__Work required__
Transcribe the data in full and exactly, omitting any pictures.

►

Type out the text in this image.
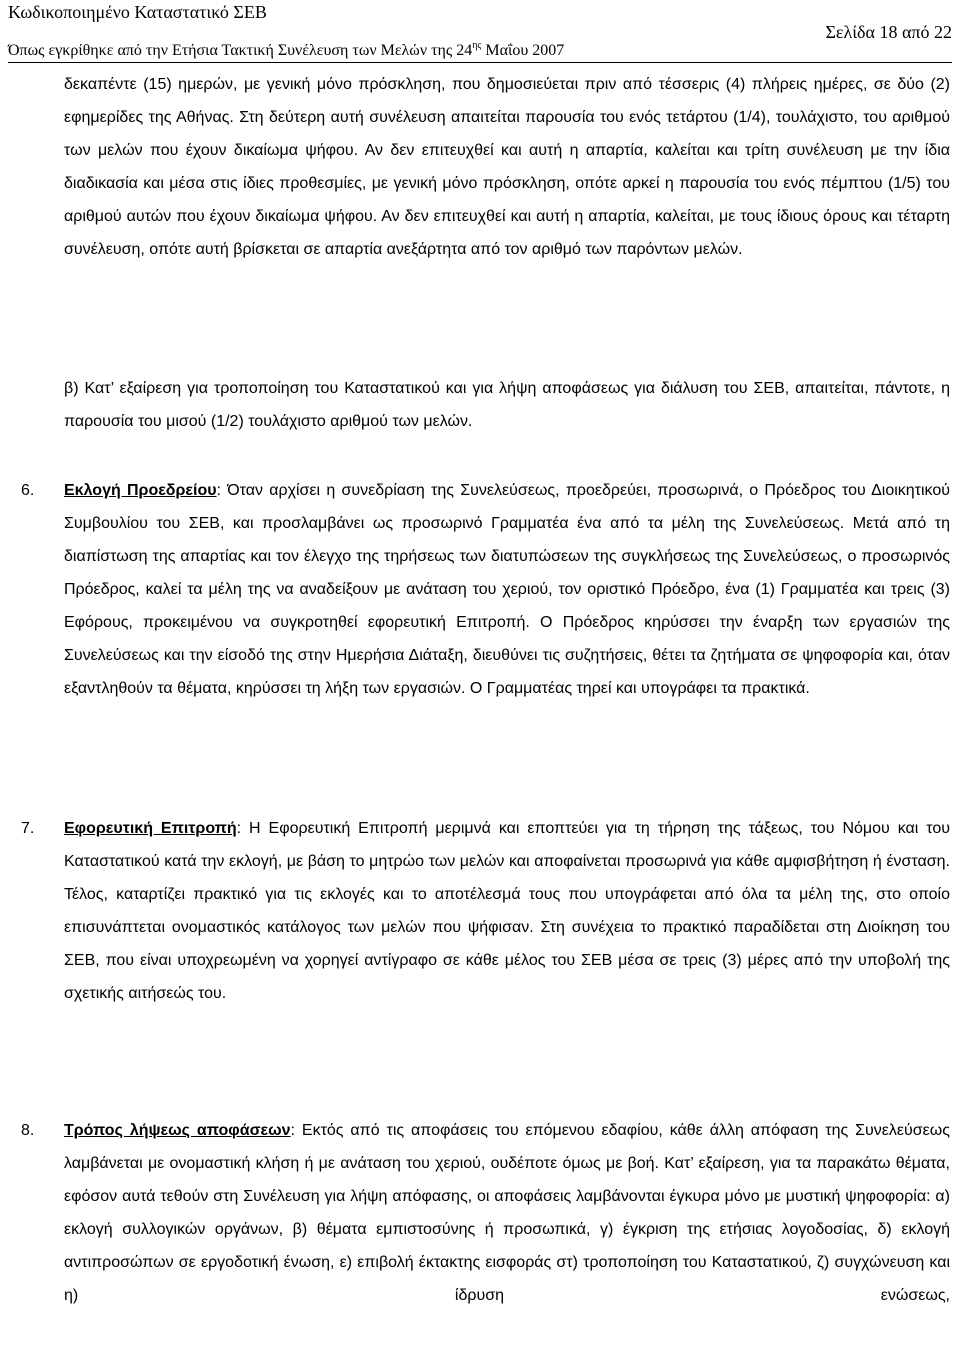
Κωδικοποιημένο Καταστατικό ΣΕΒ
Σελίδα 18 από 22
Όπως εγκρίθηκε από την Ετήσια Τακτική Συνέλευση των Μελών της $24^{\eta\varsigma}$ Μαΐου 2007
δεκαπέντε (15) ημερών, με γενική μόνο πρόσκληση, που δημοσιεύεται πριν από τέσσερις (4) πλήρεις ημέρες, σε δύο (2) εφημερίδες της Αθήνας. Στη δεύτερη αυτή συνέλευση απαιτείται παρουσία του ενός τετάρτου (1/4), τουλάχιστο, του αριθμού των μελών που έχουν δικαίωμα ψήφου. Αν δεν επιτευχθεί και αυτή η απαρτία, καλείται και τρίτη συνέλευση με την ίδια διαδικασία και μέσα στις ίδιες προθεσμίες, με γενική μόνο πρόσκληση, οπότε αρκεί η παρουσία του ενός πέμπτου (1/5) του αριθμού αυτών που έχουν δικαίωμα ψήφου. Αν δεν επιτευχθεί και αυτή η απαρτία, καλείται, με τους ίδιους όρους και τέταρτη συνέλευση, οπότε αυτή βρίσκεται σε απαρτία ανεξάρτητα από τον αριθμό των παρόντων μελών.
β) Κατ’ εξαίρεση για τροποποίηση του Καταστατικού και για λήψη αποφάσεως για διάλυση του ΣΕΒ, απαιτείται, πάντοτε, η παρουσία του μισού (1/2) τουλάχιστο αριθμού των μελών.
6. Εκλογή Προεδρείου: Όταν αρχίσει η συνεδρίαση της Συνελεύσεως, προεδρεύει, προσωρινά, ο Πρόεδρος του Διοικητικού Συμβουλίου του ΣΕΒ, και προσλαμβάνει ως προσωρινό Γραμματέα ένα από τα μέλη της Συνελεύσεως. Μετά από τη διαπίστωση της απαρτίας και τον έλεγχο της τηρήσεως των διατυπώσεων της συγκλήσεως της Συνελεύσεως, ο προσωρινός Πρόεδρος, καλεί τα μέλη της να αναδείξουν με ανάταση του χεριού, τον οριστικό Πρόεδρο, ένα (1) Γραμματέα και τρεις (3) Εφόρους, προκειμένου να συγκροτηθεί εφορευτική Επιτροπή. Ο Πρόεδρος κηρύσσει την έναρξη των εργασιών της Συνελεύσεως και την είσοδό της στην Ημερήσια Διάταξη, διευθύνει τις συζητήσεις, θέτει τα ζητήματα σε ψηφοφορία και, όταν εξαντληθούν τα θέματα, κηρύσσει τη λήξη των εργασιών. Ο Γραμματέας τηρεί και υπογράφει τα πρακτικά.
7. Εφορευτική Επιτροπή: Η Εφορευτική Επιτροπή μεριμνά και εποπτεύει για τη τήρηση της τάξεως, του Νόμου και του Καταστατικού κατά την εκλογή, με βάση το μητρώο των μελών και αποφαίνεται προσωρινά για κάθε αμφισβήτηση ή ένσταση. Τέλος, καταρτίζει πρακτικό για τις εκλογές και το αποτέλεσμά τους που υπογράφεται από όλα τα μέλη της, στο οποίο επισυνάπτεται ονομαστικός κατάλογος των μελών που ψήφισαν. Στη συνέχεια το πρακτικό παραδίδεται στη Διοίκηση του ΣΕΒ, που είναι υποχρεωμένη να χορηγεί αντίγραφο σε κάθε μέλος του ΣΕΒ μέσα σε τρεις (3) μέρες από την υποβολή της σχετικής αιτήσεώς του.
8. Τρόπος λήψεως αποφάσεων: Εκτός από τις αποφάσεις του επόμενου εδαφίου, κάθε άλλη απόφαση της Συνελεύσεως λαμβάνεται με ονομαστική κλήση ή με ανάταση του χεριού, ουδέποτε όμως με βοή. Κατ’ εξαίρεση, για τα παρακάτω θέματα, εφόσον αυτά τεθούν στη Συνέλευση για λήψη απόφασης, οι αποφάσεις λαμβάνονται έγκυρα μόνο με μυστική ψηφοφορία: α) εκλογή συλλογικών οργάνων, β) θέματα εμπιστοσύνης ή προσωπικά, γ) έγκριση της ετήσιας λογοδοσίας, δ) εκλογή αντιπροσώπων σε εργοδοτική ένωση, ε) επιβολή έκτακτης εισφοράς στ) τροποποίηση του Καταστατικού, ζ) συγχώνευση και η) ίδρυση ενώσεως,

◄

__Answer to this exercise__
Type out the text in this image.
Κωδικοποιημένο Καταστατικό ΣΕΒ
Σελίδα 18 από 22
Όπως εγκρίθηκε από την Ετήσια Τακτική Συνέλευση των Μελών της $24^{\eta\varsigma}$ Μαΐου 2007
δεκαπέντε (15) ημερών, με γενική μόνο πρόσκληση, που δημοσιεύεται πριν από τέσσερις (4) πλήρεις ημέρες, σε δύο (2) εφημερίδες της Αθήνας. Στη δεύτερη αυτή συνέλευση απαιτείται παρουσία του ενός τετάρτου (1/4), τουλάχιστο, του αριθμού των μελών που έχουν δικαίωμα ψήφου. Αν δεν επιτευχθεί και αυτή η απαρτία, καλείται και τρίτη συνέλευση με την ίδια διαδικασία και μέσα στις ίδιες προθεσμίες, με γενική μόνο πρόσκληση, οπότε αρκεί η παρουσία του ενός πέμπτου (1/5) του αριθμού αυτών που έχουν δικαίωμα ψήφου. Αν δεν επιτευχθεί και αυτή η απαρτία, καλείται, με τους ίδιους όρους και τέταρτη συνέλευση, οπότε αυτή βρίσκεται σε απαρτία ανεξάρτητα από τον αριθμό των παρόντων μελών.
β) Κατ’ εξαίρεση για τροποποίηση του Καταστατικού και για λήψη αποφάσεως για διάλυση του ΣΕΒ, απαιτείται, πάντοτε, η παρουσία του μισού (1/2) τουλάχιστο αριθμού των μελών.
6. Εκλογή Προεδρείου: Όταν αρχίσει η συνεδρίαση της Συνελεύσεως, προεδρεύει, προσωρινά, ο Πρόεδρος του Διοικητικού Συμβουλίου του ΣΕΒ, και προσλαμβάνει ως προσωρινό Γραμματέα ένα από τα μέλη της Συνελεύσεως. Μετά από τη διαπίστωση της απαρτίας και τον έλεγχο της τηρήσεως των διατυπώσεων της συγκλήσεως της Συνελεύσεως, ο προσωρινός Πρόεδρος, καλεί τα μέλη της να αναδείξουν με ανάταση του χεριού, τον οριστικό Πρόεδρο, ένα (1) Γραμματέα και τρεις (3) Εφόρους, προκειμένου να συγκροτηθεί εφορευτική Επιτροπή. Ο Πρόεδρος κηρύσσει την έναρξη των εργασιών της Συνελεύσεως και την είσοδό της στην Ημερήσια Διάταξη, διευθύνει τις συζητήσεις, θέτει τα ζητήματα σε ψηφοφορία και, όταν εξαντληθούν τα θέματα, κηρύσσει τη λήξη των εργασιών. Ο Γραμματέας τηρεί και υπογράφει τα πρακτικά.
7. Εφορευτική Επιτροπή: Η Εφορευτική Επιτροπή μεριμνά και εποπτεύει για τη τήρηση της τάξεως, του Νόμου και του Καταστατικού κατά την εκλογή, με βάση το μητρώο των μελών και αποφαίνεται προσωρινά για κάθε αμφισβήτηση ή ένσταση. Τέλος, καταρτίζει πρακτικό για τις εκλογές και το αποτέλεσμά τους που υπογράφεται από όλα τα μέλη της, στο οποίο επισυνάπτεται ονομαστικός κατάλογος των μελών που ψήφισαν. Στη συνέχεια το πρακτικό παραδίδεται στη Διοίκηση του ΣΕΒ, που είναι υποχρεωμένη να χορηγεί αντίγραφο σε κάθε μέλος του ΣΕΒ μέσα σε τρεις (3) μέρες από την υποβολή της σχετικής αιτήσεώς του.
8. Τρόπος λήψεως αποφάσεων: Εκτός από τις αποφάσεις του επόμενου εδαφίου, κάθε άλλη απόφαση της Συνελεύσεως λαμβάνεται με ονομαστική κλήση ή με ανάταση του χεριού, ουδέποτε όμως με βοή. Κατ’ εξαίρεση, για τα παρακάτω θέματα, εφόσον αυτά τεθούν στη Συνέλευση για λήψη απόφασης, οι αποφάσεις λαμβάνονται έγκυρα μόνο με μυστική ψηφοφορία: α) εκλογή συλλογικών οργάνων, β) θέματα εμπιστοσύνης ή προσωπικά, γ) έγκριση της ετήσιας λογοδοσίας, δ) εκλογή αντιπροσώπων σε εργοδοτική ένωση, ε) επιβολή έκτακτης εισφοράς στ) τροποποίηση του Καταστατικού, ζ) συγχώνευση και η) ίδρυση ενώσεως,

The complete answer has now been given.